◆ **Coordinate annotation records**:
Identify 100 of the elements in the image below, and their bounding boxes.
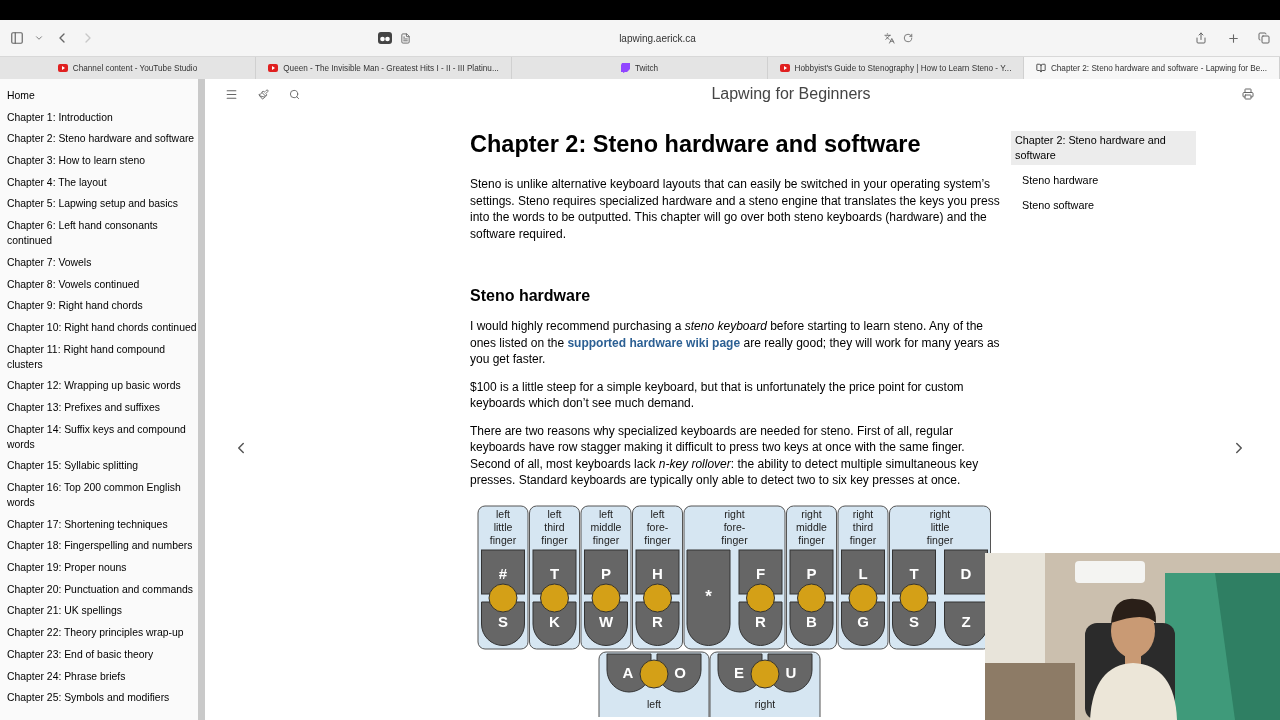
chapter-link[interactable]: Chapter 22: Theory principles wrap-up — [7, 625, 184, 641]
finger-label: finger — [926, 533, 954, 546]
address-field[interactable]: lapwing.aerick.ca — [619, 32, 696, 44]
browser-tab[interactable]: Chapter 2: Steno hardware and software - Lapwing for Be... — [1024, 57, 1280, 79]
key-label: R — [755, 612, 766, 630]
key-label: D — [960, 564, 972, 582]
finger-label: right — [724, 507, 745, 520]
chapter-link[interactable]: Chapter 14: Suffix keys and compound words — [7, 421, 197, 452]
key-label: A — [622, 663, 634, 681]
chapter-link[interactable]: Chapter 16: Top 200 common English words — [7, 480, 197, 510]
chapter-link[interactable]: Chapter 21: UK spellings — [7, 603, 122, 619]
chapter-link[interactable]: Chapter 13: Prefixes and suffixes — [7, 399, 160, 415]
reader-icon[interactable] — [400, 32, 412, 44]
chapter-link[interactable]: Chapter 11: Right hand compound clusters — [7, 341, 197, 372]
chapter-link[interactable]: Chapter 23: End of basic theory — [7, 646, 154, 662]
print-icon[interactable] — [1242, 88, 1254, 100]
finger-label: left — [599, 507, 613, 520]
chapter-link[interactable]: Chapter 5: Lapwing setup and basics — [7, 196, 178, 212]
menu-icon[interactable] — [225, 87, 238, 101]
chapter-link[interactable]: Chapter 17: Shortening techniques — [7, 516, 168, 532]
wiki-link[interactable]: supported hardware wiki page — [567, 335, 741, 350]
book-title: Lapwing for Beginners — [710, 85, 872, 103]
tab-title: Twitch — [634, 63, 659, 73]
sidebar-icon[interactable] — [10, 31, 24, 45]
finger-label: middle — [590, 520, 622, 533]
chapter-link[interactable]: Chapter 24: Phrase briefs — [7, 668, 126, 684]
key-label: # — [498, 564, 508, 582]
chapter-link[interactable]: Home — [7, 88, 35, 103]
key-label: O — [674, 663, 686, 681]
finger-label: little — [493, 520, 513, 533]
chapter-link[interactable]: Chapter 2: Steno hardware and software — [7, 131, 195, 147]
share-icon[interactable] — [1195, 32, 1207, 44]
chapter-link[interactable]: Chapter 3: How to learn steno — [7, 153, 146, 169]
key-label: S — [909, 612, 919, 630]
reload-icon[interactable] — [902, 33, 913, 43]
tab-title: Chapter 2: Steno hardware and software - Lapwing for Be... — [1050, 63, 1268, 73]
book-icon — [1035, 63, 1046, 73]
chapter-link[interactable]: Chapter 1: Introduction — [7, 109, 113, 125]
chapter-title: Chapter 2: Steno hardware and software — [470, 131, 922, 158]
key-label: L — [858, 564, 868, 582]
finger-label: finger — [721, 533, 748, 546]
finger-label: left — [650, 507, 665, 520]
new-tab-icon[interactable] — [1227, 31, 1240, 45]
thumb-label: left — [647, 697, 661, 710]
finger-label: finger — [644, 533, 671, 546]
finger-label: right — [929, 507, 951, 520]
chapter-link[interactable]: Chapter 9: Right hand chords — [7, 298, 143, 314]
key-label: K — [549, 612, 560, 630]
paragraph: There are two reasons why specialized keyboards are needed for steno. First of all, regular keyboards have row stagger making it difficult to press two keys at once with the same finger. Second of all, most keyboards lack n-key rollover: the ability to detect multiple simultaneous key presses. Standard keyboards are typically only able to detect two to six key presses at once. — [470, 422, 980, 489]
chat-bubble-icon — [620, 63, 630, 73]
chapter-link[interactable]: Chapter 15: Syllabic splitting — [7, 458, 139, 474]
translate-icon[interactable] — [883, 32, 895, 44]
chapter-link[interactable]: Chapter 10: Right hand chords continued — [7, 319, 197, 335]
key-label: F — [755, 564, 766, 582]
chapter-link[interactable]: Chapter 12: Wrapping up basic words — [7, 378, 181, 394]
thumb-label: right — [754, 697, 776, 710]
tab-title: Hobbyist's Guide to Stenography | How to Learn Steno - Y... — [794, 63, 1012, 73]
chapter-link[interactable]: Chapter 25: Symbols and modifiers — [7, 690, 170, 706]
chapter-link[interactable]: Chapter 7: Vowels — [7, 254, 92, 270]
finger-label: finger — [849, 533, 877, 546]
finger-label: finger — [798, 533, 825, 546]
video-play-icon — [57, 64, 68, 72]
finger-label: right — [801, 507, 822, 520]
key-label: E — [734, 663, 744, 681]
finger-label: right — [852, 507, 874, 520]
finger-label: third — [852, 520, 874, 533]
video-play-icon — [268, 64, 279, 72]
section-title: Steno hardware — [470, 287, 592, 305]
key-label: B — [806, 612, 817, 630]
finger-label: little — [930, 520, 950, 533]
video-play-icon — [779, 64, 790, 72]
tabs-overview-icon[interactable] — [1258, 32, 1270, 44]
key-label: T — [549, 564, 560, 582]
paragraph: I would highly recommend purchasing a steno keyboard before starting to learn steno. Any of the ones listed on the supported hardware wiki page are really good; they will work for many years as you get faster. — [470, 318, 1000, 368]
finger-label: left — [496, 507, 510, 520]
chapter-link[interactable]: Chapter 8: Vowels continued — [7, 276, 140, 292]
toc-link[interactable]: Chapter 2: Steno hardware and software — [1011, 131, 1196, 165]
search-icon[interactable] — [289, 88, 300, 100]
chapter-link[interactable]: Chapter 18: Fingerspelling and numbers — [7, 538, 193, 554]
finger-label: fore- — [723, 520, 746, 533]
finger-label: fore- — [646, 520, 669, 533]
key-label: P — [806, 564, 817, 582]
tab-title: Queen - The Invisible Man - Greatest Hits I - II - III Platinu... — [283, 63, 499, 73]
key-label: S — [498, 612, 508, 630]
finger-label: left — [547, 507, 562, 520]
key-label: R — [652, 612, 663, 630]
chapter-link[interactable]: Chapter 4: The layout — [7, 174, 107, 190]
chevron-down-icon[interactable] — [34, 33, 44, 43]
brush-icon[interactable] — [258, 88, 269, 100]
key-label: Z — [961, 612, 971, 630]
chapter-link[interactable]: Chapter 19: Proper nouns — [7, 560, 127, 576]
chapter-link[interactable]: Chapter 20: Punctuation and commands — [7, 581, 193, 597]
finger-label: third — [544, 520, 565, 533]
key-label: H — [652, 564, 663, 582]
extension-icon[interactable] — [378, 32, 393, 44]
key-label: * — [705, 586, 712, 606]
paragraph: Steno is unlike alternative keyboard layouts that can easily be switched in your operating system’s settings. Steno requires specialized hardware and a steno engine that translates the keys you press into the words to be outputted. This chapter will go over both steno keyboards (hardware) and the software required. — [470, 176, 1000, 242]
finger-label: finger — [541, 533, 568, 546]
chapter-link[interactable]: Chapter 6: Left hand consonants continued — [7, 218, 197, 249]
finger-label: middle — [796, 520, 827, 533]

◆ **EXERCISE**: Copy out the lines of the listing from the one containing "chapter-link[interactable]: Chapter 22: Theory" through the one containing "key-label: A — [622, 663, 634, 681]", including both of those lines.

◆ **TASK RESULT**:
chapter-link[interactable]: Chapter 22: Theory principles wrap-up — [7, 625, 184, 641]
finger-label: finger — [926, 533, 954, 546]
address-field[interactable]: lapwing.aerick.ca — [619, 32, 696, 44]
browser-tab[interactable]: Chapter 2: Steno hardware and software - Lapwing for Be... — [1024, 57, 1280, 79]
key-label: R — [755, 612, 766, 630]
key-label: D — [960, 564, 972, 582]
finger-label: right — [724, 507, 745, 520]
chapter-link[interactable]: Chapter 14: Suffix keys and compound words — [7, 421, 197, 452]
key-label: A — [622, 663, 634, 681]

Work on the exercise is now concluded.